** start of RECORDS **

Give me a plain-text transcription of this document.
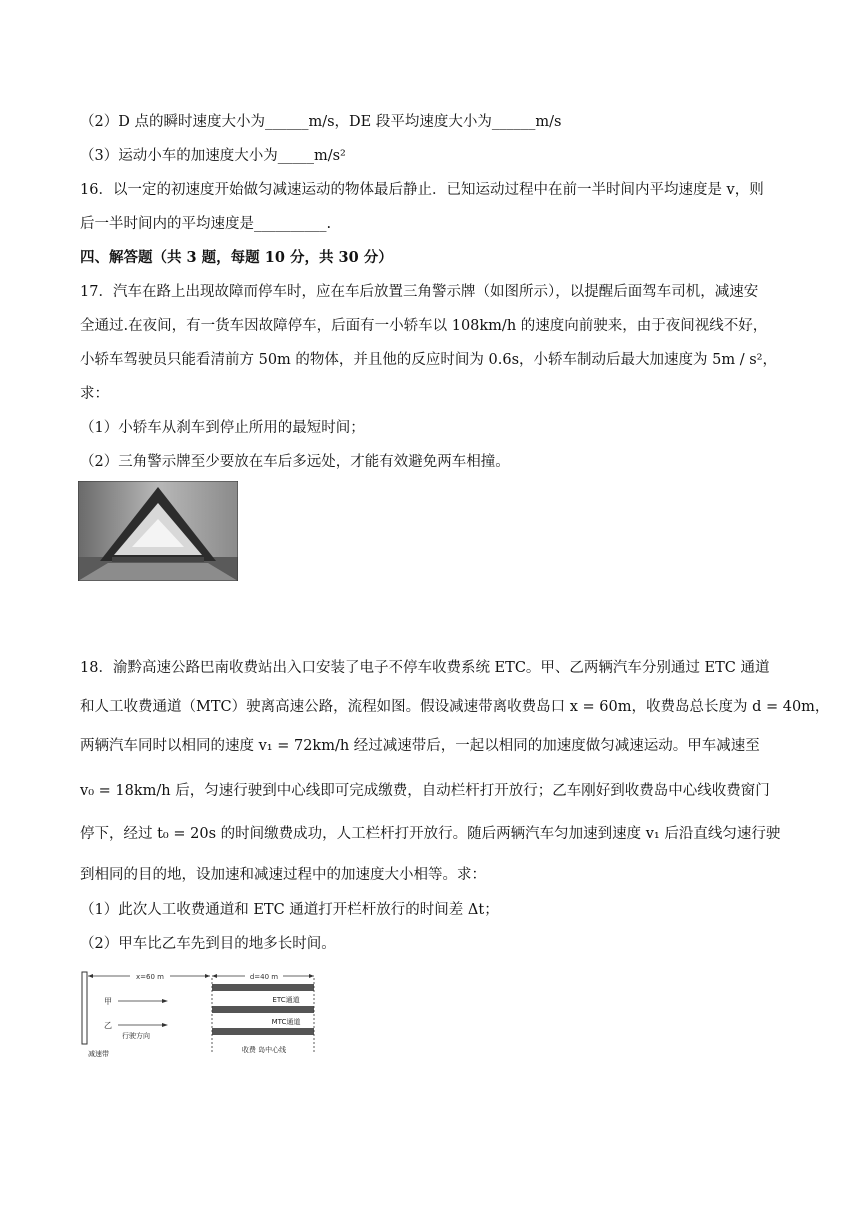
（2）D 点的瞬时速度大小为______m/s，DE 段平均速度大小为______m/s
（3）运动小车的加速度大小为_____m/s²
16．以一定的初速度开始做匀减速运动的物体最后静止．已知运动过程中在前一半时间内平均速度是 v，则
后一半时间内的平均速度是__________.
四、解答题（共 3 题，每题 10 分，共 30 分）
17．汽车在路上出现故障而停车时，应在车后放置三角警示牌（如图所示），以提醒后面驾车司机，减速安
全通过.在夜间，有一货车因故障停车，后面有一小轿车以 108km/h 的速度向前驶来，由于夜间视线不好，
小轿车驾驶员只能看清前方 50m 的物体，并且他的反应时间为 0.6s，小轿车制动后最大加速度为 5m / s²，
求：
（1）小轿车从刹车到停止所用的最短时间；
（2）三角警示牌至少要放在车后多远处，才能有效避免两车相撞。
18．渝黔高速公路巴南收费站出入口安装了电子不停车收费系统 ETC。甲、乙两辆汽车分别通过 ETC 通道
和人工收费通道（MTC）驶离高速公路，流程如图。假设减速带离收费岛口 x = 60m，收费岛总长度为 d = 40m，
两辆汽车同时以相同的速度 v₁ = 72km/h 经过减速带后，一起以相同的加速度做匀减速运动。甲车减速至
v₀ = 18km/h 后，匀速行驶到中心线即可完成缴费，自动栏杆打开放行；乙车刚好到收费岛中心线收费窗门
停下，经过 t₀ = 20s 的时间缴费成功，人工栏杆打开放行。随后两辆汽车匀加速到速度 v₁ 后沿直线匀速行驶
到相同的目的地，设加速和减速过程中的加速度大小相等。求：
（1）此次人工收费通道和 ETC 通道打开栏杆放行的时间差 Δt；
（2）甲车比乙车先到目的地多长时间。
x=60 m	d=40 m
ETC通道
MTC通道
甲
乙
行驶方向
减速带	收费 岛中心线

** end of RECORDS **

◆ THE PROBLEM:
Give all the entries again exactly, dropping each picture.

◆ RESULT FOR THIS EXERCISE:
Give me a plain-text transcription of this document.
（2）D 点的瞬时速度大小为______m/s，DE 段平均速度大小为______m/s
（3）运动小车的加速度大小为_____m/s²
16．以一定的初速度开始做匀减速运动的物体最后静止．已知运动过程中在前一半时间内平均速度是 v，则
后一半时间内的平均速度是__________.
四、解答题（共 3 题，每题 10 分，共 30 分）
17．汽车在路上出现故障而停车时，应在车后放置三角警示牌（如图所示），以提醒后面驾车司机，减速安
全通过.在夜间，有一货车因故障停车，后面有一小轿车以 108km/h 的速度向前驶来，由于夜间视线不好，
小轿车驾驶员只能看清前方 50m 的物体，并且他的反应时间为 0.6s，小轿车制动后最大加速度为 5m / s²，
求：
（1）小轿车从刹车到停止所用的最短时间；
（2）三角警示牌至少要放在车后多远处，才能有效避免两车相撞。
18．渝黔高速公路巴南收费站出入口安装了电子不停车收费系统 ETC。甲、乙两辆汽车分别通过 ETC 通道
和人工收费通道（MTC）驶离高速公路，流程如图。假设减速带离收费岛口 x = 60m，收费岛总长度为 d = 40m，
两辆汽车同时以相同的速度 v₁ = 72km/h 经过减速带后，一起以相同的加速度做匀减速运动。甲车减速至
v₀ = 18km/h 后，匀速行驶到中心线即可完成缴费，自动栏杆打开放行；乙车刚好到收费岛中心线收费窗门
停下，经过 t₀ = 20s 的时间缴费成功，人工栏杆打开放行。随后两辆汽车匀加速到速度 v₁ 后沿直线匀速行驶
到相同的目的地，设加速和减速过程中的加速度大小相等。求：
（1）此次人工收费通道和 ETC 通道打开栏杆放行的时间差 Δt；
（2）甲车比乙车先到目的地多长时间。
x=60 m	d=40 m
ETC通道
MTC通道
甲
乙
行驶方向
减速带	收费 岛中心线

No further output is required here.